- Article:
══════
Première partie: Réception médiatique, réaction politique

Le 2 novembre dernier, l'association environnementale Ecologie et Population (Ecopop) déposait à la Chancellerie fédérale les 120'000 signatures de son initiative intitulée « Halte à la surpopulation. Oui à la préservation durable des ressources naturelles ». Le texte prévoit l'ajout dans la Constitution fédérale d'un article 73a donnant mandat à la Confédération de contenir la démographie en fonction d'une compatibilité « avec la préservation durable des ressources naturelles ». Pour ce faire, l'alinéa 2 contraint l’accroissement de la population dû au solde migratoire à 0,2 % par an et interdit la conclusion d'accords internationaux susceptibles de contrevenir à la présente disposition.
══════
Annotations de cadres de délimitation
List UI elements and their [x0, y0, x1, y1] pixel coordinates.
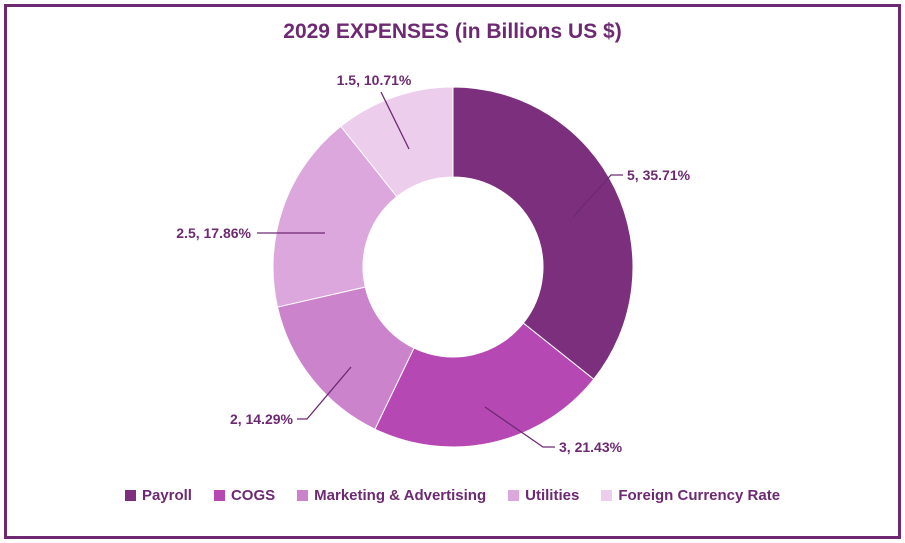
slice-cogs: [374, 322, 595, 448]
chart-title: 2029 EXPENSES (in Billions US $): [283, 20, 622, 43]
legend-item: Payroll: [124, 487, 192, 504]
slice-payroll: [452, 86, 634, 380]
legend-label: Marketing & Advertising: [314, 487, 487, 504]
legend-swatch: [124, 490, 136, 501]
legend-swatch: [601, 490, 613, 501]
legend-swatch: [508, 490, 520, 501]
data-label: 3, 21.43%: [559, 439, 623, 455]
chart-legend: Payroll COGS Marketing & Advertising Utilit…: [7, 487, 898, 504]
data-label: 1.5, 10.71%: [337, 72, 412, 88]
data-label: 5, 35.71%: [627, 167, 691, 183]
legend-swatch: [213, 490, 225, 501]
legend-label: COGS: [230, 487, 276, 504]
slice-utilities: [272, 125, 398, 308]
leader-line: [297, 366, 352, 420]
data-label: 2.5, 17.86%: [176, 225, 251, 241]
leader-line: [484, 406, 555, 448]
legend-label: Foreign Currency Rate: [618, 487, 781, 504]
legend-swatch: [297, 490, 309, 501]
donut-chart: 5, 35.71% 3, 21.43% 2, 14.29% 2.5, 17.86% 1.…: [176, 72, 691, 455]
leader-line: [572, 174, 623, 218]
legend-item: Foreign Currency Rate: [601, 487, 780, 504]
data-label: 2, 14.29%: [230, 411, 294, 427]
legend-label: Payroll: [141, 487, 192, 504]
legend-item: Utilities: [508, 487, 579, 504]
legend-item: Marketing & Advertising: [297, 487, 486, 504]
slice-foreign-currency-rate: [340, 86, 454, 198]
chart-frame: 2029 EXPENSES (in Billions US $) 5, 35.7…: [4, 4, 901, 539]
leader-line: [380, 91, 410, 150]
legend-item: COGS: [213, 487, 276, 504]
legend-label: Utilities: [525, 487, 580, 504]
══════
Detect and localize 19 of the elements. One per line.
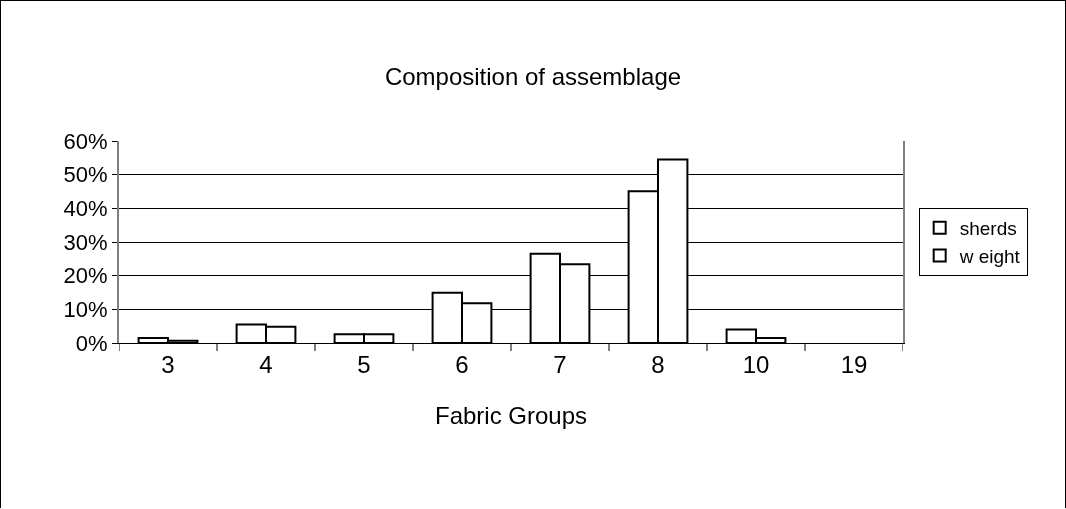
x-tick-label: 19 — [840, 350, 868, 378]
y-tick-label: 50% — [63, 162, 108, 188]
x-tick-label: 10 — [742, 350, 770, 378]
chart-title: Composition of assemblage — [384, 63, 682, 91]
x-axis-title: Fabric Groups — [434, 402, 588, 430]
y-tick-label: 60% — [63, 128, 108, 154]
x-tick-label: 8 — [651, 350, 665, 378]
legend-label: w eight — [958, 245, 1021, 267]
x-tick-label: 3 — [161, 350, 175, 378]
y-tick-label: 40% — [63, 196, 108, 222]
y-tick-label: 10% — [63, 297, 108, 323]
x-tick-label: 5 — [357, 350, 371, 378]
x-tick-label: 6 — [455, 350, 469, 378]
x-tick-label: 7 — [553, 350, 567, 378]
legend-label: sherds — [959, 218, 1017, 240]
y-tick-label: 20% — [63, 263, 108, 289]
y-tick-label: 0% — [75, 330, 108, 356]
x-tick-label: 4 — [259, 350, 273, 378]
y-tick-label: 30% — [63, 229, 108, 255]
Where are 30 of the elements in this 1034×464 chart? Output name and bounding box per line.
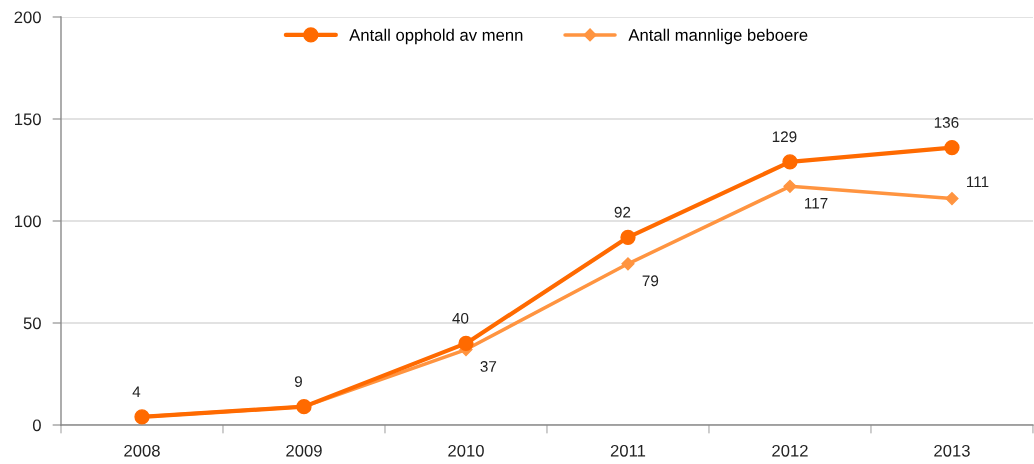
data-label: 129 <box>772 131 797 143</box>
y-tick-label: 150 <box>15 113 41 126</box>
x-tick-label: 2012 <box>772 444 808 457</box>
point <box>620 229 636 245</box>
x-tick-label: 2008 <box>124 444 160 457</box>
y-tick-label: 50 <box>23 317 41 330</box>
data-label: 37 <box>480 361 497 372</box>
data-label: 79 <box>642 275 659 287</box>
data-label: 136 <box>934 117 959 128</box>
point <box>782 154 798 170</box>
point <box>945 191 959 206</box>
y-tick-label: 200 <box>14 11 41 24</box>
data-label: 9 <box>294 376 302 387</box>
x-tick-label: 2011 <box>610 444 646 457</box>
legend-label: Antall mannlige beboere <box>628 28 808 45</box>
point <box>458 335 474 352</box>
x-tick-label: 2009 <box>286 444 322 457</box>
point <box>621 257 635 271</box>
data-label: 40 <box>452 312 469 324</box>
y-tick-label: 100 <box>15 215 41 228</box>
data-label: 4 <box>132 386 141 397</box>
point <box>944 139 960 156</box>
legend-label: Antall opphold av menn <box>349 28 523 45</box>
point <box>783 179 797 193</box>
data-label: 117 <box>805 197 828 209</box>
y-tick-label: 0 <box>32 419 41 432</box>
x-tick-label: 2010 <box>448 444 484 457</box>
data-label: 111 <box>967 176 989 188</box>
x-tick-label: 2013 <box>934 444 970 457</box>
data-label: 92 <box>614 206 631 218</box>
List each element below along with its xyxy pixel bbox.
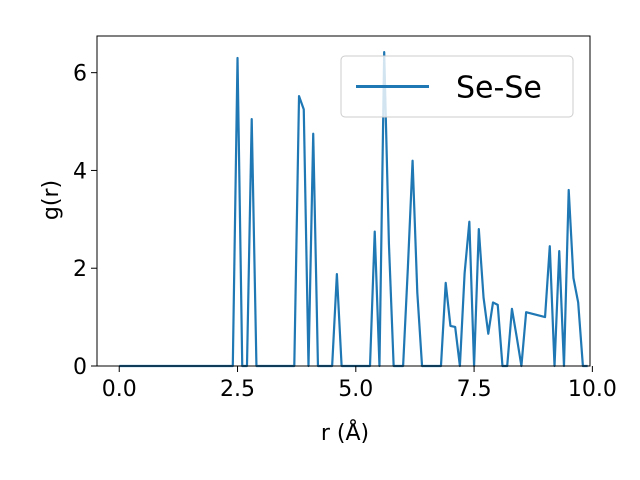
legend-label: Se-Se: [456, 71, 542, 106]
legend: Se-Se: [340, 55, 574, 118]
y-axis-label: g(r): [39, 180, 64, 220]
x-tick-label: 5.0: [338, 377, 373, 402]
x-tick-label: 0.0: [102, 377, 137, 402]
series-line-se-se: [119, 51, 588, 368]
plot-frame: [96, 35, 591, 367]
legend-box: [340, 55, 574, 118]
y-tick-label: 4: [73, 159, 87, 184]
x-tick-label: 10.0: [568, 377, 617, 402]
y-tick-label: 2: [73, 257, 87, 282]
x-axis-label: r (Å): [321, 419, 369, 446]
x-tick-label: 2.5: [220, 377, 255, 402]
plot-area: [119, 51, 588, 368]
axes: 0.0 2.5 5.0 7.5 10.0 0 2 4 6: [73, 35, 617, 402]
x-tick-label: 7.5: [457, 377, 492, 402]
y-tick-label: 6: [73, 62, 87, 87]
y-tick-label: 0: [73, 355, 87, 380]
══════
- Exercice proposé:
Poursuivez l'article sur l'initiative Ecopop à partir de sa dernière phrase. Les lignes n'interviennent en rien dans ce travail.

- Résultat attendu:
Revue de presse

Si d'aucuns ont cru reconnaître la marque d'écologistes purs et durs qui, sur le modèle de l'initiative Weber, proposent de quantifier en quotas non plus des résidences mais des hommes, l'initiative a surtout marqué les esprits par les difficultés de la presse à coller la juste étiquette politique sur les initiants:

« Eco-fascistes » pour le Vert Raphaël Mahaim dans le Courrier (14.02.12), « proches des idées de l'UDC » pour Anne Buloz, du Courrier également, « carrément eugéniste » pour la socialiste Maria Roth-Bernasconi, frappé de « national-écologisme » pour le conseiller national écologiste Antonio Hodgers, « intellectuels », ce qui n'est jamais bon signe, mais aussi « inquiétants missionnaires » pour Le Temps qui en vient à citer les encycliques comme pour exorciser les démons de la xénophobie, des Verts « bruns» pour le 24 Heures etc. Le malaise est palpable, essentiellement à gauche où le socialiste Pierre Emmanuel Dessemontet parvient à résumer l'inconfort général en quelques mots: « Avec son maquillage écolo, qui lui donne du sex-appeal, l'initiative d'Ecopop permet à la bête immonde de redresser la tête. On est là dans une pensée eugéniste et raciste; c'est ce qui est au cœur de mon dégoût. Car qui sont ces gens en trop? Les immigrés? Des êtres humains qui vont naître? Il ne faut pas reproduire les erreurs de certains démocrates des années 20 et 30 qui se sont laissés piéger par des débats ayant débouché sur la catastrophe du nazisme. »

A force d'efforts, Le Matin, qui prend pourtant la peine de mettre en garde contre toute « reductio ad Hitlerum », trouvera tout de même le moyen d'exhumer un ancien membre fondateur, à 40 ans de là, devenu Démocrate Suisse par la suite. Ceci étant pour que l'opprobre du droitisme vienne retirer tout droit à la prétention d'une rationalité dans le conscient collectif. Après tant d'années de dressage, l'information l'a cédé au réflexe.

Quoi qu'il en soit, la confusion est totale en raison, essentiellement, de l'impact sur le dogme de l'immigration d'une idée originellement de gauche, le malthusianisme pour motifs écologiques, poussée à sa plus extrême logique.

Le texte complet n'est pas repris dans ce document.